### Task objective
Each line that holds the word "along" counts once; report how many lines do so and nothing else.
-- Start of Stored rows --
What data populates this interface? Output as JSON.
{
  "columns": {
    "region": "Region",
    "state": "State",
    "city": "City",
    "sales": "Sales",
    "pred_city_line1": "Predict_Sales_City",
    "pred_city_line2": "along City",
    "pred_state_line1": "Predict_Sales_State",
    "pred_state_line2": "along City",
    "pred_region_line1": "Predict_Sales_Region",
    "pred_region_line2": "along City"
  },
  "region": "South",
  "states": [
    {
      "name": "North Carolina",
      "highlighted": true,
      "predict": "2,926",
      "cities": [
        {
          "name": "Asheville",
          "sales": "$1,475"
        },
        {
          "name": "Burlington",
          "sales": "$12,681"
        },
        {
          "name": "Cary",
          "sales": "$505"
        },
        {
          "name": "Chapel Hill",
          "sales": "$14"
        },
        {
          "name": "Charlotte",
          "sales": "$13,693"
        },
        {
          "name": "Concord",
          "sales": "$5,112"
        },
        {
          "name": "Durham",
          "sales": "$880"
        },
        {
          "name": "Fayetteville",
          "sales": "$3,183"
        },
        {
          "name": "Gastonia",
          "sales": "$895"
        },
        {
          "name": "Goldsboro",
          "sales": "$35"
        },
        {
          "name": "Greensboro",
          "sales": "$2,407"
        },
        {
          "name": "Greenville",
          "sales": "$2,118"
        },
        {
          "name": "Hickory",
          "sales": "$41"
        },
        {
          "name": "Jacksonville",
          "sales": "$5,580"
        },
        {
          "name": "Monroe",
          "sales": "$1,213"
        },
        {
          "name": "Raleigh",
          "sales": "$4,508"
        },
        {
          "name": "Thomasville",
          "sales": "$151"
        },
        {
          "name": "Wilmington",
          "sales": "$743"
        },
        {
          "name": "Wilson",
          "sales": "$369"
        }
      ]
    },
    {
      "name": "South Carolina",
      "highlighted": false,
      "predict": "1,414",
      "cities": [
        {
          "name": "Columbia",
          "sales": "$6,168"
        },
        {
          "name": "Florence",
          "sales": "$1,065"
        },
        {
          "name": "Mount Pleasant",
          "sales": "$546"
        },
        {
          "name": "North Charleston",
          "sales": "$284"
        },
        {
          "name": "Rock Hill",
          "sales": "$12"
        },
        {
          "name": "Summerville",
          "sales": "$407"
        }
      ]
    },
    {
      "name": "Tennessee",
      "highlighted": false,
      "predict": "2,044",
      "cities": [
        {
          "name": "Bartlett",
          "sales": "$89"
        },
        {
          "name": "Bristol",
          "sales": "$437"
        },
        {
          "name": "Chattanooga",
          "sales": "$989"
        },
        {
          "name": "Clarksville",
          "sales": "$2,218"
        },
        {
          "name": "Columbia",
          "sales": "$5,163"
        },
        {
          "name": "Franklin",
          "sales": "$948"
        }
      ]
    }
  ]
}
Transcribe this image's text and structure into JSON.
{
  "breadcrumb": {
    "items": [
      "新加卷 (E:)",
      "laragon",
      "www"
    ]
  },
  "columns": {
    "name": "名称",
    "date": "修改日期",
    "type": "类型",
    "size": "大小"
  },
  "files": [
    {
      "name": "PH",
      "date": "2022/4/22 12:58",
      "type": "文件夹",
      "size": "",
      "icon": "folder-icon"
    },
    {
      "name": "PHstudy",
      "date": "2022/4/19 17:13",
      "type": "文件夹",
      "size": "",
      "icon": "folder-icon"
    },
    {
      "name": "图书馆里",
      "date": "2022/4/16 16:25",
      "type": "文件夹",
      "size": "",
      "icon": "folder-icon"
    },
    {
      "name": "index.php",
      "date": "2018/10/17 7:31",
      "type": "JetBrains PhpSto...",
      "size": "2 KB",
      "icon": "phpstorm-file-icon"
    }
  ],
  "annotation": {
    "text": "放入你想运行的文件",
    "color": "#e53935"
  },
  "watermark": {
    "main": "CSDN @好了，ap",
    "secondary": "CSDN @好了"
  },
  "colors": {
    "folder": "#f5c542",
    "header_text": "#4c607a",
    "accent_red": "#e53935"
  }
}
-- End of Stored rows --
### Exercise solution
3